## SUPPLIED MATERIAL
○ ○ ○
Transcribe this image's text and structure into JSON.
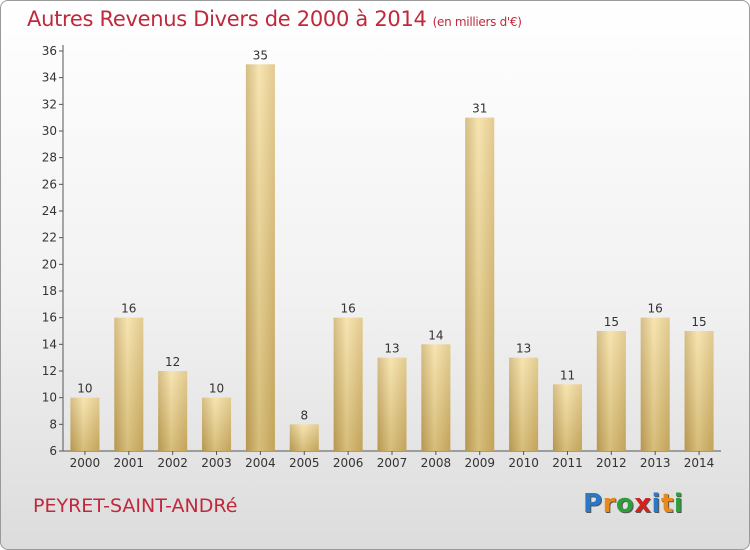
{
  "chart_data": {
    "type": "bar",
    "title": "Autres Revenus Divers de 2000 à 2014",
    "subtitle": "(en milliers d'€)",
    "categories": [
      "2000",
      "2001",
      "2002",
      "2003",
      "2004",
      "2005",
      "2006",
      "2007",
      "2008",
      "2009",
      "2010",
      "2011",
      "2012",
      "2013",
      "2014"
    ],
    "values": [
      10,
      16,
      12,
      10,
      35,
      8,
      16,
      13,
      14,
      31,
      13,
      11,
      15,
      16,
      15
    ],
    "ylim": [
      6,
      36
    ],
    "yticks": [
      6,
      8,
      10,
      12,
      14,
      16,
      18,
      20,
      22,
      24,
      26,
      28,
      30,
      32,
      34,
      36
    ],
    "grid": false,
    "legend": "none",
    "bar_color": "#e6c77a"
  },
  "footer": {
    "location": "PEYRET-SAINT-ANDRé",
    "brand_letters": [
      "P",
      "r",
      "o",
      "x",
      "i",
      "t",
      "i"
    ],
    "brand_colors": [
      "#2b78c6",
      "#e8891c",
      "#2f9e3a",
      "#d4231f",
      "#2b78c6",
      "#e8891c",
      "#2f9e3a"
    ]
  }
}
○ ○ ○
## WHAT YOU NEED TO DO
The data should be printed again unchanged; leave its pictures out.

## EXPECTED OUTPUT
Transcribe this image's text and structure into JSON.
{
  "chart_data": {
    "type": "bar",
    "title": "Autres Revenus Divers de 2000 à 2014",
    "subtitle": "(en milliers d'€)",
    "categories": [
      "2000",
      "2001",
      "2002",
      "2003",
      "2004",
      "2005",
      "2006",
      "2007",
      "2008",
      "2009",
      "2010",
      "2011",
      "2012",
      "2013",
      "2014"
    ],
    "values": [
      10,
      16,
      12,
      10,
      35,
      8,
      16,
      13,
      14,
      31,
      13,
      11,
      15,
      16,
      15
    ],
    "ylim": [
      6,
      36
    ],
    "yticks": [
      6,
      8,
      10,
      12,
      14,
      16,
      18,
      20,
      22,
      24,
      26,
      28,
      30,
      32,
      34,
      36
    ],
    "grid": false,
    "legend": "none",
    "bar_color": "#e6c77a"
  },
  "footer": {
    "location": "PEYRET-SAINT-ANDRé",
    "brand_letters": [
      "P",
      "r",
      "o",
      "x",
      "i",
      "t",
      "i"
    ],
    "brand_colors": [
      "#2b78c6",
      "#e8891c",
      "#2f9e3a",
      "#d4231f",
      "#2b78c6",
      "#e8891c",
      "#2f9e3a"
    ]
  }
}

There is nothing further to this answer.